**EXERCISE INPUT:**

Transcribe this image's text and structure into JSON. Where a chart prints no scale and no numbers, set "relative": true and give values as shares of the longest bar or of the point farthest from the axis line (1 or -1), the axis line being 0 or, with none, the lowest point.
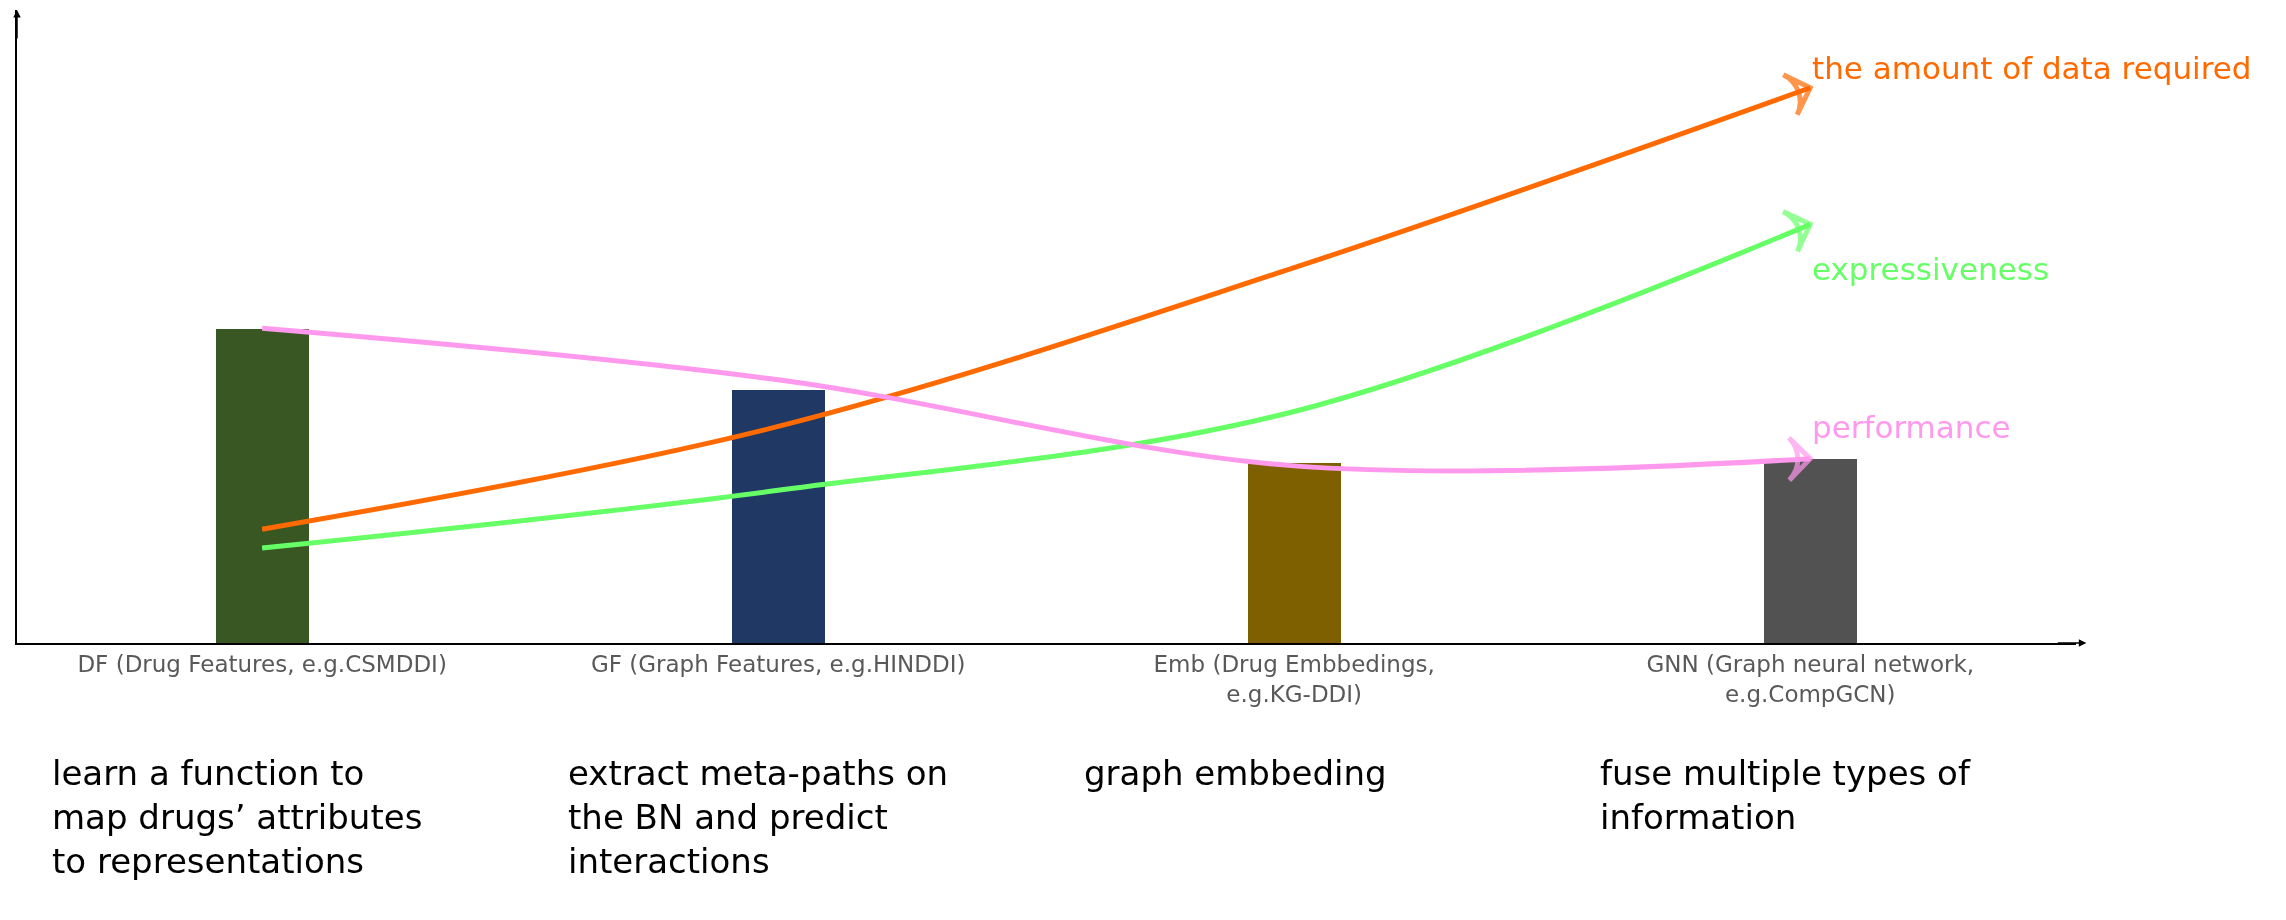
{
  "chart_data": {
    "type": "bar",
    "relative": true,
    "legend": "right",
    "grid": false,
    "categories": [
      "DF (Drug Features, e.g.CSMDDI)",
      "GF (Graph Features, e.g.HINDDI)",
      "Emb (Drug Embbedings, e.g.KG-DDI)",
      "GNN (Graph neural network, e.g.CompGCN)"
    ],
    "colors": [
      "#385723",
      "#1f3864",
      "#7f6000",
      "#525252"
    ],
    "values": [
      0.565,
      0.456,
      0.324,
      0.332
    ],
    "series": [
      {
        "type": "line",
        "name": "the amount of data required",
        "color": "#ff6a00",
        "values": [
          0.205,
          0.39,
          0.676,
          1
        ]
      },
      {
        "type": "line",
        "name": "expressiveness",
        "color": "#66ff66",
        "values": [
          0.171,
          0.275,
          0.417,
          0.754
        ]
      },
      {
        "type": "line",
        "name": "performance",
        "color": "#ff99ee",
        "values": [
          0.567,
          0.474,
          0.319,
          0.332
        ]
      }
    ],
    "annotations": [
      "learn a function to map drugs’ attributes to representations",
      "extract meta-paths on the BN and predict interactions",
      "graph embbeding",
      "fuse multiple types of information"
    ]
  }
}
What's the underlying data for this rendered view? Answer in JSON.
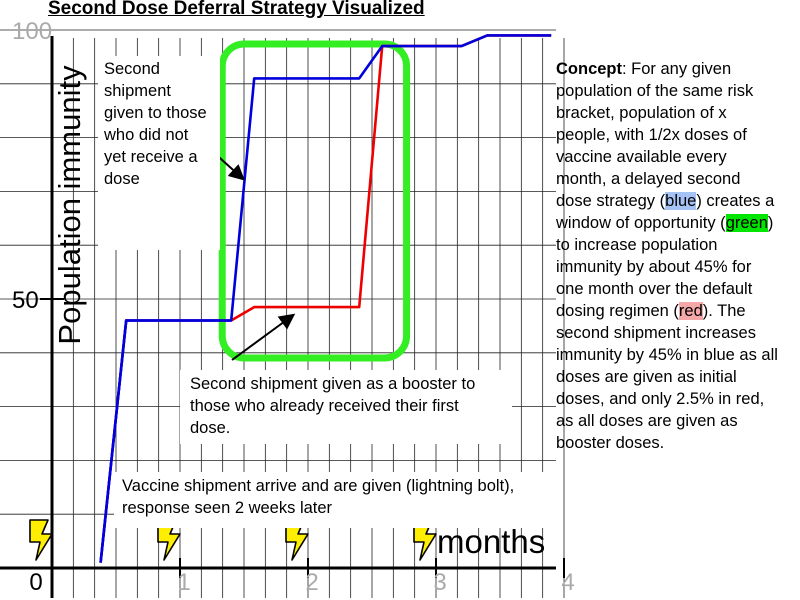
{
  "title": "Second Dose Deferral Strategy Visualized",
  "chart_data": {
    "type": "line",
    "xlabel": "months",
    "ylabel": "Population immunity",
    "xlim": [
      0,
      4
    ],
    "ylim": [
      0,
      100
    ],
    "x_tick_labels": [
      "0",
      "1",
      "2",
      "3",
      "4"
    ],
    "y_tick_labels": [
      "50",
      "100"
    ],
    "series": [
      {
        "color": "#0000dd",
        "x": [
          0.38,
          0.58,
          1.4,
          1.58,
          2.4,
          2.58,
          3.2,
          3.4,
          3.9
        ],
        "y": [
          1,
          46,
          46,
          91,
          91,
          97,
          97,
          99,
          99
        ]
      },
      {
        "color": "#ee0000",
        "x": [
          0.38,
          0.58,
          1.4,
          1.58,
          2.4,
          2.58,
          3.2,
          3.4,
          3.9
        ],
        "y": [
          1,
          46,
          46,
          48.5,
          48.5,
          97,
          97,
          99,
          99
        ]
      }
    ],
    "lightning_months": [
      0,
      1,
      2,
      3
    ],
    "window_color": "#33ee22"
  },
  "annotations": {
    "top": "Second shipment given to those who did not yet receive a dose",
    "middle": "Second shipment given as a booster to those who already received their first dose.",
    "bottom": "Vaccine shipment arrive and are given (lightning bolt), response seen 2 weeks later"
  },
  "concept": {
    "label": "Concept",
    "p1": ": For any given population of the same risk bracket, population of x people, with 1/2x doses of vaccine available every month, a delayed second dose strategy (",
    "blue": "blue",
    "p2": ") creates a window of opportunity (",
    "green": "green",
    "p3": ") to increase population immunity by about 45% for one month over the default dosing regimen (",
    "red": "red",
    "p4": ").  The second shipment increases immunity by 45% in blue as all doses are given as initial doses, and only 2.5% in red, as all doses are given as booster doses."
  }
}
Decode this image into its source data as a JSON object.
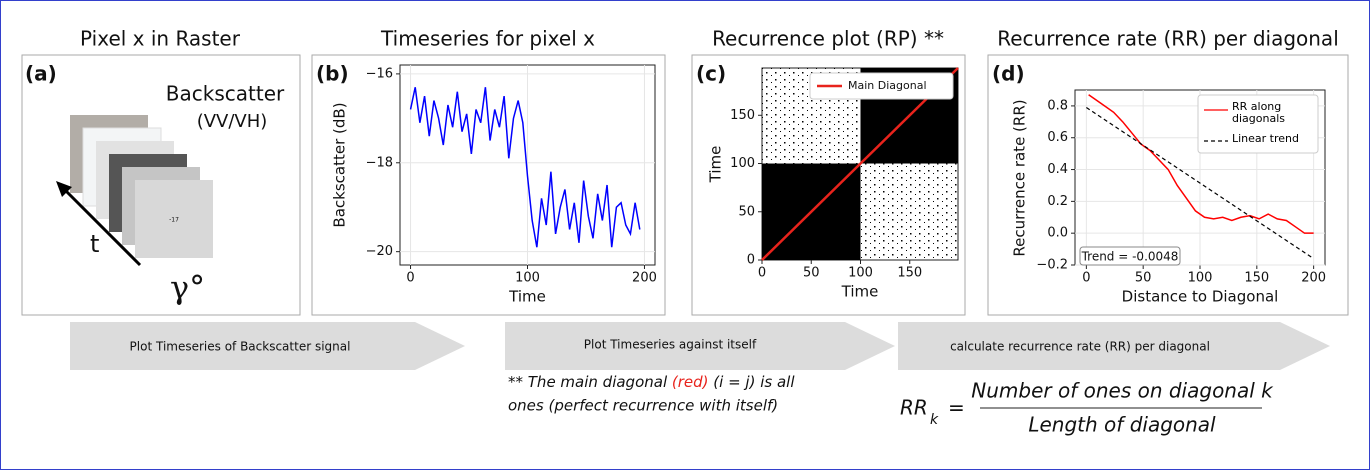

**TASK BRIEF:** Reproduce each line of the records exactly, and omit every picture.

**ANSWER BELOW:**
Transcribe this image's text and structure into JSON. Where a chart prints no scale and no numbers, set "relative": true and give values as shares of the longest bar or of the point farthest from the axis line (1 or -1), the axis line being 0 or, with none, the lowest point.
{
  "chart_data": {
    "type": "bar",
    "relative": true,
    "legend": "right",
    "grid": false,
    "categories": [
      "DF (Drug Features, e.g.CSMDDI)",
      "GF (Graph Features, e.g.HINDDI)",
      "Emb (Drug Embbedings, e.g.KG-DDI)",
      "GNN (Graph neural network, e.g.CompGCN)"
    ],
    "colors": [
      "#385723",
      "#1f3864",
      "#7f6000",
      "#525252"
    ],
    "values": [
      0.565,
      0.456,
      0.324,
      0.332
    ],
    "series": [
      {
        "type": "line",
        "name": "the amount of data required",
        "color": "#ff6a00",
        "values": [
          0.205,
          0.39,
          0.676,
          1
        ]
      },
      {
        "type": "line",
        "name": "expressiveness",
        "color": "#66ff66",
        "values": [
          0.171,
          0.275,
          0.417,
          0.754
        ]
      },
      {
        "type": "line",
        "name": "performance",
        "color": "#ff99ee",
        "values": [
          0.567,
          0.474,
          0.319,
          0.332
        ]
      }
    ],
    "annotations": [
      "learn a function to map drugs’ attributes to representations",
      "extract meta-paths on the BN and predict interactions",
      "graph embbeding",
      "fuse multiple types of information"
    ]
  }
}
What's the underlying data for this rendered view? Answer in JSON.
{
  "title": "Second Dose Deferral Strategy Visualized",
  "chart_data": {
    "type": "line",
    "xlabel": "months",
    "ylabel": "Population immunity",
    "xlim": [
      0,
      4
    ],
    "ylim": [
      0,
      100
    ],
    "x_tick_labels": [
      "0",
      "1",
      "2",
      "3",
      "4"
    ],
    "y_tick_labels": [
      "50",
      "100"
    ],
    "series": [
      {
        "color": "#0000dd",
        "x": [
          0.38,
          0.58,
          1.4,
          1.58,
          2.4,
          2.58,
          3.2,
          3.4,
          3.9
        ],
        "y": [
          1,
          46,
          46,
          91,
          91,
          97,
          97,
          99,
          99
        ]
      },
      {
        "color": "#ee0000",
        "x": [
          0.38,
          0.58,
          1.4,
          1.58,
          2.4,
          2.58,
          3.2,
          3.4,
          3.9
        ],
        "y": [
          1,
          46,
          46,
          48.5,
          48.5,
          97,
          97,
          99,
          99
        ]
      }
    ],
    "lightning_months": [
      0,
      1,
      2,
      3
    ],
    "window_color": "#33ee22"
  },
  "annotations": {
    "top": "Second shipment given to those who did not yet receive a dose",
    "middle": "Second shipment given as a booster to those who already received their first dose.",
    "bottom": "Vaccine shipment arrive and are given (lightning bolt), response seen 2 weeks later"
  },
  "concept": {
    "label": "Concept",
    "p1": ": For any given population of the same risk bracket, population of x people, with 1/2x doses of vaccine available every month, a delayed second dose strategy (",
    "blue": "blue",
    "p2": ") creates a window of opportunity (",
    "green": "green",
    "p3": ") to increase population immunity by about 45% for one month over the default dosing regimen (",
    "red": "red",
    "p4": ").  The second shipment increases immunity by 45% in blue as all doses are given as initial doses, and only 2.5% in red, as all doses are given as booster doses."
  }
}
Decode this image into its source data as a JSON object.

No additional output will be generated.